Your objective> Write out all of the entries exactly as given.

═════ Listing ═════

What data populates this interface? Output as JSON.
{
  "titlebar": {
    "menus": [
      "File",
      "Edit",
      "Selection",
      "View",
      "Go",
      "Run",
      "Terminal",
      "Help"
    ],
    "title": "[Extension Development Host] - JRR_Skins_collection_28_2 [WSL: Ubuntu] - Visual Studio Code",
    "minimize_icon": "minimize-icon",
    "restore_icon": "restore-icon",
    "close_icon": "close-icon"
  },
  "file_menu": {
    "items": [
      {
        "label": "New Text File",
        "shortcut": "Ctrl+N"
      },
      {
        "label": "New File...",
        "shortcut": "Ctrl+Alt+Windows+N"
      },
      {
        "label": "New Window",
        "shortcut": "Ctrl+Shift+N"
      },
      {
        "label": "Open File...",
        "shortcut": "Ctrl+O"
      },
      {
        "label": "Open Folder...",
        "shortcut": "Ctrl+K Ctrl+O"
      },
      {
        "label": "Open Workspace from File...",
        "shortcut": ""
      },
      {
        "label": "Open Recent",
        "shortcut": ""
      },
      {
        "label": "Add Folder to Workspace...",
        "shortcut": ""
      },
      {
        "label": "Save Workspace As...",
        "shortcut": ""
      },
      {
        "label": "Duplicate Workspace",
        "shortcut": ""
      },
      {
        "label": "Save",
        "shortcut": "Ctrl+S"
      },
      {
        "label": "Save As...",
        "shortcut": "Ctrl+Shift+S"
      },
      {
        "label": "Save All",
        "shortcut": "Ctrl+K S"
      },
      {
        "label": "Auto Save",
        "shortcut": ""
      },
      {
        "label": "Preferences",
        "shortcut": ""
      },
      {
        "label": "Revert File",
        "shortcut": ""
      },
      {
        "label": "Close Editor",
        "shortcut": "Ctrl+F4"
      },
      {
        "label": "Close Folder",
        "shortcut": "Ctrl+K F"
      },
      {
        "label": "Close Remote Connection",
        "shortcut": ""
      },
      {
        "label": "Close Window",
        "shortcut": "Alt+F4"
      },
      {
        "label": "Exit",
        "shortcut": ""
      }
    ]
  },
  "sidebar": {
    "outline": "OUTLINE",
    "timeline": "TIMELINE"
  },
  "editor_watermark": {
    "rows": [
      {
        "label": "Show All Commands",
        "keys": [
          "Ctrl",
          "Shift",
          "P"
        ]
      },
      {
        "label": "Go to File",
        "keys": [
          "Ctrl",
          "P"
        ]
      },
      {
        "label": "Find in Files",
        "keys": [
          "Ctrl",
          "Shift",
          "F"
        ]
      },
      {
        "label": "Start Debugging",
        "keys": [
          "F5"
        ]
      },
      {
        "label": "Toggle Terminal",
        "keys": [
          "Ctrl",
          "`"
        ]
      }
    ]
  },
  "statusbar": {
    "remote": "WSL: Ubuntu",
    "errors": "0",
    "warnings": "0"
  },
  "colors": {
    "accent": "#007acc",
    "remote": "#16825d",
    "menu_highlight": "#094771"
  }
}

═════

The solution>
What data populates this interface? Output as JSON.
{
  "titlebar": {
    "menus": [
      "File",
      "Edit",
      "Selection",
      "View",
      "Go",
      "Run",
      "Terminal",
      "Help"
    ],
    "title": "[Extension Development Host] - JRR_Skins_collection_28_2 [WSL: Ubuntu] - Visual Studio Code",
    "minimize_icon": "minimize-icon",
    "restore_icon": "restore-icon",
    "close_icon": "close-icon"
  },
  "file_menu": {
    "items": [
      {
        "label": "New Text File",
        "shortcut": "Ctrl+N"
      },
      {
        "label": "New File...",
        "shortcut": "Ctrl+Alt+Windows+N"
      },
      {
        "label": "New Window",
        "shortcut": "Ctrl+Shift+N"
      },
      {
        "label": "Open File...",
        "shortcut": "Ctrl+O"
      },
      {
        "label": "Open Folder...",
        "shortcut": "Ctrl+K Ctrl+O"
      },
      {
        "label": "Open Workspace from File...",
        "shortcut": ""
      },
      {
        "label": "Open Recent",
        "shortcut": ""
      },
      {
        "label": "Add Folder to Workspace...",
        "shortcut": ""
      },
      {
        "label": "Save Workspace As...",
        "shortcut": ""
      },
      {
        "label": "Duplicate Workspace",
        "shortcut": ""
      },
      {
        "label": "Save",
        "shortcut": "Ctrl+S"
      },
      {
        "label": "Save As...",
        "shortcut": "Ctrl+Shift+S"
      },
      {
        "label": "Save All",
        "shortcut": "Ctrl+K S"
      },
      {
        "label": "Auto Save",
        "shortcut": ""
      },
      {
        "label": "Preferences",
        "shortcut": ""
      },
      {
        "label": "Revert File",
        "shortcut": ""
      },
      {
        "label": "Close Editor",
        "shortcut": "Ctrl+F4"
      },
      {
        "label": "Close Folder",
        "shortcut": "Ctrl+K F"
      },
      {
        "label": "Close Remote Connection",
        "shortcut": ""
      },
      {
        "label": "Close Window",
        "shortcut": "Alt+F4"
      },
      {
        "label": "Exit",
        "shortcut": ""
      }
    ]
  },
  "sidebar": {
    "outline": "OUTLINE",
    "timeline": "TIMELINE"
  },
  "editor_watermark": {
    "rows": [
      {
        "label": "Show All Commands",
        "keys": [
          "Ctrl",
          "Shift",
          "P"
        ]
      },
      {
        "label": "Go to File",
        "keys": [
          "Ctrl",
          "P"
        ]
      },
      {
        "label": "Find in Files",
        "keys": [
          "Ctrl",
          "Shift",
          "F"
        ]
      },
      {
        "label": "Start Debugging",
        "keys": [
          "F5"
        ]
      },
      {
        "label": "Toggle Terminal",
        "keys": [
          "Ctrl",
          "`"
        ]
      }
    ]
  },
  "statusbar": {
    "remote": "WSL: Ubuntu",
    "errors": "0",
    "warnings": "0"
  },
  "colors": {
    "accent": "#007acc",
    "remote": "#16825d",
    "menu_highlight": "#094771"
  }
}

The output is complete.